Requirements:
Update the material starting at its first line and ending at the line containing "macd-title: MACD(12,26,9) [7,274,75,284]" by changing "candle-body" to "candle-rect". Leave everything else unchanged.

Data extracted from a collection

---*---

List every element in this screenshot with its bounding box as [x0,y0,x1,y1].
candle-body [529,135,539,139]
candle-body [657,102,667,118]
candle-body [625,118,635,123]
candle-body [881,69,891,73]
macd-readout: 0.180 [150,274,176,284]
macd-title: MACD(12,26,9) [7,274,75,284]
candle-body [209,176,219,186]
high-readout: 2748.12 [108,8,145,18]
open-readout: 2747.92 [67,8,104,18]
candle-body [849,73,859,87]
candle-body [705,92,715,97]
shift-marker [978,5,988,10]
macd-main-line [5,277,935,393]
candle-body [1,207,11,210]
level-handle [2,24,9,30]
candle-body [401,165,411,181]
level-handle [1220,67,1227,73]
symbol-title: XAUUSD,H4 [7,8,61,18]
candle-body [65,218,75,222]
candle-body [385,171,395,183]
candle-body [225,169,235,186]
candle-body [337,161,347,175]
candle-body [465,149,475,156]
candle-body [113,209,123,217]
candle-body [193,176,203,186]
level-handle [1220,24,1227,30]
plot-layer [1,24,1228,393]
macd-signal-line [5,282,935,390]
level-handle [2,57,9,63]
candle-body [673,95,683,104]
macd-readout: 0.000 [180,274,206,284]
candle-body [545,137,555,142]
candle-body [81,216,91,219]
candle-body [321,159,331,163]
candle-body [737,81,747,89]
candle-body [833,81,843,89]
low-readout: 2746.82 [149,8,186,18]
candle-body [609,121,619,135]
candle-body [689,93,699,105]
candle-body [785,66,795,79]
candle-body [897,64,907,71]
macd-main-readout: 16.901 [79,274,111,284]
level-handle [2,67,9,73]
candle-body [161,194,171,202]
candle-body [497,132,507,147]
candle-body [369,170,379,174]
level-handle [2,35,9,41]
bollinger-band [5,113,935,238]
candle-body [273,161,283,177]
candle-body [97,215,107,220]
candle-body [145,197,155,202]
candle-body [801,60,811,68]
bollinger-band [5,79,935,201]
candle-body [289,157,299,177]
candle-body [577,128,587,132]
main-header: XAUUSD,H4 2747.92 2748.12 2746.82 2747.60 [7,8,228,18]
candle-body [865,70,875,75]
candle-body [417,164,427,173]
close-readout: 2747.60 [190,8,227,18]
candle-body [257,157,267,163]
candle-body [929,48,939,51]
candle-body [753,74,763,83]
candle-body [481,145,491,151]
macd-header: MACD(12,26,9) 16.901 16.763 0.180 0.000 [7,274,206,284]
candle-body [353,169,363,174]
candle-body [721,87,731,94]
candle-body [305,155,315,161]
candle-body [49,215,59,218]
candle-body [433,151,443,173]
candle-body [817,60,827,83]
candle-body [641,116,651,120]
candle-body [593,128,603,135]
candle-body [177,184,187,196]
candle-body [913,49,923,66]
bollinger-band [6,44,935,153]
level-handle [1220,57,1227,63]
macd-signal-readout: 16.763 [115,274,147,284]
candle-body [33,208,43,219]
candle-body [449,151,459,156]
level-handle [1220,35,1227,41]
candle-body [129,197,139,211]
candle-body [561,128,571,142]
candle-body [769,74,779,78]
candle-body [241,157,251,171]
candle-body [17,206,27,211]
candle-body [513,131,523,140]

---*---

Full answer:
List every element in this screenshot with its bounding box as [x0,y0,x1,y1].
candle-rect [529,135,539,139]
candle-rect [657,102,667,118]
candle-rect [625,118,635,123]
candle-rect [881,69,891,73]
macd-readout: 0.180 [150,274,176,284]
macd-title: MACD(12,26,9) [7,274,75,284]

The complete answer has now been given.